分享

hadoop2.6 namenode 切换问题

hrsjw1 发表于 2018-2-27 13:03:32 [显示全部楼层] 只看大图 回帖奖励 阅读模式 关闭右栏 18 14881
本帖最后由 hrsjw1 于 2018-2-27 14:06 编辑

          H,各位大神,近期我们集群遇到一个棘手问题,hadoop集群namenode 总是互相切换,切换的原因是zkfc服务 在监听本机namenode 服务时 出现Connection timed out 现象,我们通过调整超时时间缓解 切换问题,可是治标不治本,call queue 队列也正常,在切换时候,服务器的 cpu、mem、net、io等都不高,而且zkfc与namenode 通讯使用的lo 网卡 ,在抓包时发现 故障切换期间的 包不全,我们对服务器(HP服务器)的网卡驱动等 进行了升级,目前也升级到了 最新版本。可是问题还没有解决。下面是我整理的一些zkfc的日志 和抓包情况,请大家帮忙看下,谢谢 。

集群环境:
os:CentOS Linux release 7.2.1511
hadoop version  :2.6.0-cdh5.5.2
java version : 1.7.0_80

nn1 ip:172.18.0.1
nn2 ip :172.18.0.2

ntp server:172.31.0.110
部署方式:cloudera manager 部署
cloudera manager version:Cloudera Express 5.5.2

*********************

lo: flags=73<UP,LOOPBACK,RUNNING>  mtu 65536        
        inet 127.0.0.1  netmask 255.0.0.0
        inet6 ::1  prefixlen 128  scopeid 0x10<host>
        loop  txqueuelen 0  (Local Loopback)
        RX packets 21548526  bytes 7022052126 (6.5 GiB)

任务要求>
1 - 这篇帖子里的集群用的是哪个操作系统版本？
2 - 这篇帖子说切换时服务器的哪几项指标都不高？请全部列出来。
3 - 请从最后一行之后开始，续写这篇讲 namenode 切换问题的帖子。
后面的数据是另一份材料，和这篇帖子没有关系。

数据条目:
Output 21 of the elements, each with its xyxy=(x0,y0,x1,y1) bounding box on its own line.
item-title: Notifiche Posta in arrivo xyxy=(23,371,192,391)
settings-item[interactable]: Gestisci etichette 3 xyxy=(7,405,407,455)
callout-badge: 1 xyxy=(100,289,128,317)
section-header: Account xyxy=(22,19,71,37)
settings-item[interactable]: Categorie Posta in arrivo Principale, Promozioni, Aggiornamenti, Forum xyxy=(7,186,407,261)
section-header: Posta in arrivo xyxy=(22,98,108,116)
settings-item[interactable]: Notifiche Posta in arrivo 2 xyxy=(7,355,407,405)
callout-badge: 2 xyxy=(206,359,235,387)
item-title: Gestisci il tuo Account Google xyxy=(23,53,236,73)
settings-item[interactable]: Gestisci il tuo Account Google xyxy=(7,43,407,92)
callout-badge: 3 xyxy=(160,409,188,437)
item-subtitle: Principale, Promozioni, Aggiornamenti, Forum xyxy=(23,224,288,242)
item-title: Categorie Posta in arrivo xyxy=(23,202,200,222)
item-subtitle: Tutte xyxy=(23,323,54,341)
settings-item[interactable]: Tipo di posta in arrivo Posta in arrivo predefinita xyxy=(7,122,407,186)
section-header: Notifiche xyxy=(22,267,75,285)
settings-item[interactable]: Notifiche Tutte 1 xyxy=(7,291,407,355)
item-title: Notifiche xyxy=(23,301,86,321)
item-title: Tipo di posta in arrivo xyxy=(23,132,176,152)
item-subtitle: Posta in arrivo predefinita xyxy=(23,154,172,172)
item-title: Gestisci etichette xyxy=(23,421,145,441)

各题答案>
1 - CentOS Linux release 7.2.1511

2 - cpu、mem、net、io

3 -
        RX errors 0  dropped 0  overruns 0  frame 0
        TX packets 21548526  bytes 7022052126 (6.5 GiB)
        TX errors 0  dropped 0 overruns 0  carrier 0  collisions 0
*********************


2018-02-27 11:32:59,781 TRACE org.apache.hadoop.ipc.ProtobufRpcEngine: 27: Response <- bj-dc-namenode-001.tendcloud.com/172.18.0.1:8022: getServiceStatus {state: ACTIVE readyToBecomeActive: true}
2018-02-27 11:33:53,050 TRACE org.apache.hadoop.ipc.ProtobufRpcEngine: 27: Response <- bj-dc-namenode-001.tendcloud.com/172.18.0.1:8022: getServiceStatus {state: STANDBY readyToBecomeActive: true}
2018-02-27 11:33:00,782 DEBUG org.apache.hadoop.ipc.Client: IPC Client (1775252113) connection to bj-dc-namenode-001.tendcloud.com/172.18.0.1:8022 from hdfs sending #378814

2018-02-27 11:33:19,932 DEBUG org.apache.hadoop.ipc.Client: closing ipc connection to bj-dc-namenode-001.tendcloud.com/172.18.0.1:8022: Connection timed outjava.io.IOException: Connection timed out
java.io.IOException: Connection timed out
        at sun.nio.ch.FileDispatcherImpl.read0(Native Method)
        at sun.nio.ch.SocketDispatcher.read(SocketDispatcher.java:39)
        at sun.nio.ch.IOUtil.readIntoNativeBuffer(IOUtil.java:223)
        at sun.nio.ch.IOUtil.read(IOUtil.java:197)
        at sun.nio.ch.SocketChannelImpl.read(SocketChannelImpl.java:384)
        at org.apache.hadoop.net.SocketInputStream$Reader.performIO(SocketInputStream.java:57)
        at org.apache.hadoop.net.SocketIOWithTimeout.doIO(SocketIOWithTimeout.java:142)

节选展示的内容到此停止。